◆ **WHAT TO DO**: Among the lines listed below, count those that include the string "因为四边形", and state only the count.

◆ **ITEMS**:
★ ★ ★ ★
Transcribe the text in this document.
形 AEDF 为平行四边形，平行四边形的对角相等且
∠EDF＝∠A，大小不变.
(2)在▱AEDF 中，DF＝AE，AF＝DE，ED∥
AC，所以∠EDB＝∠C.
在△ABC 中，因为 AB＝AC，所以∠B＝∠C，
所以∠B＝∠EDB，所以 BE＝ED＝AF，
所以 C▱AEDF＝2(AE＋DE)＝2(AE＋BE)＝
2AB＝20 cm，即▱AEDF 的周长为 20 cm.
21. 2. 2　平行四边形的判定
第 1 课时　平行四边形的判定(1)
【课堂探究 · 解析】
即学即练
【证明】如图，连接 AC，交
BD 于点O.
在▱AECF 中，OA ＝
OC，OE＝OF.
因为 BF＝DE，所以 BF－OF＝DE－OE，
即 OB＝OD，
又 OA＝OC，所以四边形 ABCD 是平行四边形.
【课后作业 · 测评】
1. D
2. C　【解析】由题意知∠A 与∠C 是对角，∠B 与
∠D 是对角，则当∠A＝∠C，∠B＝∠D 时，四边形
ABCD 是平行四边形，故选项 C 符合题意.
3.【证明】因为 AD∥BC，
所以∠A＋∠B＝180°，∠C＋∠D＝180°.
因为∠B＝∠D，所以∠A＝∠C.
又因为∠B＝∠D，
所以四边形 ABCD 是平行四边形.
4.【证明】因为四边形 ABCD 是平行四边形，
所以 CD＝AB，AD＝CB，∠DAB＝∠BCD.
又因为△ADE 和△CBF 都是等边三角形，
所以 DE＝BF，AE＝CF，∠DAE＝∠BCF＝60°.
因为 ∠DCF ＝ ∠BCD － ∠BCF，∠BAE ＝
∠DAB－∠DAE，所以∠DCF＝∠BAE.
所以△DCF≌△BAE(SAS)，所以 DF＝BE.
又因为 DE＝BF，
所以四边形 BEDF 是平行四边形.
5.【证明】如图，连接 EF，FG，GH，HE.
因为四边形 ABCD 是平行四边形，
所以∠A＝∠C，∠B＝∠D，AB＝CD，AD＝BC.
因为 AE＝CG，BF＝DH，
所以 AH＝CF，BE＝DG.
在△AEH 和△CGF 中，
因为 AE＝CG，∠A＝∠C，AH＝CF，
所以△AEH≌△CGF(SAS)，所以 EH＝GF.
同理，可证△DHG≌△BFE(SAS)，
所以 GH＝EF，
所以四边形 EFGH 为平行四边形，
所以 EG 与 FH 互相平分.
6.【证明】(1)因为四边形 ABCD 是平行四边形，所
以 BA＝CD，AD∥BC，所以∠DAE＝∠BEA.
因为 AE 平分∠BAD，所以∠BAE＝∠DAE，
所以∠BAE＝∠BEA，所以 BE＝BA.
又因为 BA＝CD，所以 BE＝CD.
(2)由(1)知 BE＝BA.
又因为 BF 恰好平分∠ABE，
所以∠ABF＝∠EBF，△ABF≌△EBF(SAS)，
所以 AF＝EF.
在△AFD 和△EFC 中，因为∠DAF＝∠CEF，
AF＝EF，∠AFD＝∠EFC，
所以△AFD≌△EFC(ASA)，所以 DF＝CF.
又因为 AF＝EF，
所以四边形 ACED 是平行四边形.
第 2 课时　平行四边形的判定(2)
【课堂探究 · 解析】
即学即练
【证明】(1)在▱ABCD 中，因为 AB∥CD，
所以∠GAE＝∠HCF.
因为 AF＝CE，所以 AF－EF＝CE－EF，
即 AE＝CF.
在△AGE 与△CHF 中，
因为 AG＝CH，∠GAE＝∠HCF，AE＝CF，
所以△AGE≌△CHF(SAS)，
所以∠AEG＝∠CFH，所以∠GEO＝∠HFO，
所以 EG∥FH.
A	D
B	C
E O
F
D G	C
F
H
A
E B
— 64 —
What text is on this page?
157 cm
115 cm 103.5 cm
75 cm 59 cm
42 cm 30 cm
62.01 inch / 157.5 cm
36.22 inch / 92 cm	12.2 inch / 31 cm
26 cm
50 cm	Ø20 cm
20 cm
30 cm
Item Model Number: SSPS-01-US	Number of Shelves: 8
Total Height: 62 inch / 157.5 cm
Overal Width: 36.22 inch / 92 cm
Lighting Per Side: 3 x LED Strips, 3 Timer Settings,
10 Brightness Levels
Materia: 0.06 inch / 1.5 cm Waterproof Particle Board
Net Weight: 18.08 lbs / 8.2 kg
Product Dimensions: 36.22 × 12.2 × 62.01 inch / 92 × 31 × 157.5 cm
★ ★ ★ ★
◆ **EXERCISE RESULT**: 3